Spatial layout data
+ + + + +

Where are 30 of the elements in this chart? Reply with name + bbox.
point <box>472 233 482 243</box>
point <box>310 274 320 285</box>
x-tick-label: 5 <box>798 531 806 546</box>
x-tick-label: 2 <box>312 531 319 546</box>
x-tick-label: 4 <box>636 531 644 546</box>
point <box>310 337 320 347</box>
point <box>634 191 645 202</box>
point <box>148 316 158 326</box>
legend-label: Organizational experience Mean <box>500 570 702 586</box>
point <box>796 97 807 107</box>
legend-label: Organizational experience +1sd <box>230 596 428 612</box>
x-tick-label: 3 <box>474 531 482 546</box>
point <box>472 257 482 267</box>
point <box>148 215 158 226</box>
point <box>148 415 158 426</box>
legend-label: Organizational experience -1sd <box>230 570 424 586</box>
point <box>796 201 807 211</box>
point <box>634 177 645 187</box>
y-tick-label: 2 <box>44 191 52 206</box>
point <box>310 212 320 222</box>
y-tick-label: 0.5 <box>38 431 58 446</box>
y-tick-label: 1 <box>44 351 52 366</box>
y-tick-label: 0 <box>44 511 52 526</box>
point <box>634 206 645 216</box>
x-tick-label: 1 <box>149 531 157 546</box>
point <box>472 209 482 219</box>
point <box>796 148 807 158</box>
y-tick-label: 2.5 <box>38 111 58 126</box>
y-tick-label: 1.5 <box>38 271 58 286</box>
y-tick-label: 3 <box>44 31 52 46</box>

+ + + + +

## [Exercise goal]
Please rewrite all the items above, changing "Organizational experience" to "Job experience" wherever it occurs and keeping everything else the same.

## [Result of this task]
Where are 30 of the elements in this chart? Reply with name + bbox.
point <box>472 233 482 243</box>
point <box>310 274 320 285</box>
x-tick-label: 5 <box>798 531 806 546</box>
x-tick-label: 2 <box>312 531 319 546</box>
x-tick-label: 4 <box>636 531 644 546</box>
point <box>310 337 320 347</box>
point <box>634 191 645 202</box>
point <box>148 316 158 326</box>
legend-label: Job experience Mean <box>500 570 702 586</box>
point <box>796 97 807 107</box>
legend-label: Job experience +1sd <box>230 596 428 612</box>
x-tick-label: 3 <box>474 531 482 546</box>
point <box>472 257 482 267</box>
point <box>148 215 158 226</box>
point <box>148 415 158 426</box>
legend-label: Job experience -1sd <box>230 570 424 586</box>
point <box>796 201 807 211</box>
point <box>634 177 645 187</box>
y-tick-label: 2 <box>44 191 52 206</box>
point <box>310 212 320 222</box>
y-tick-label: 0.5 <box>38 431 58 446</box>
y-tick-label: 1 <box>44 351 52 366</box>
y-tick-label: 0 <box>44 511 52 526</box>
point <box>634 206 645 216</box>
x-tick-label: 1 <box>149 531 157 546</box>
point <box>472 209 482 219</box>
point <box>796 148 807 158</box>
y-tick-label: 2.5 <box>38 111 58 126</box>
y-tick-label: 1.5 <box>38 271 58 286</box>
y-tick-label: 3 <box>44 31 52 46</box>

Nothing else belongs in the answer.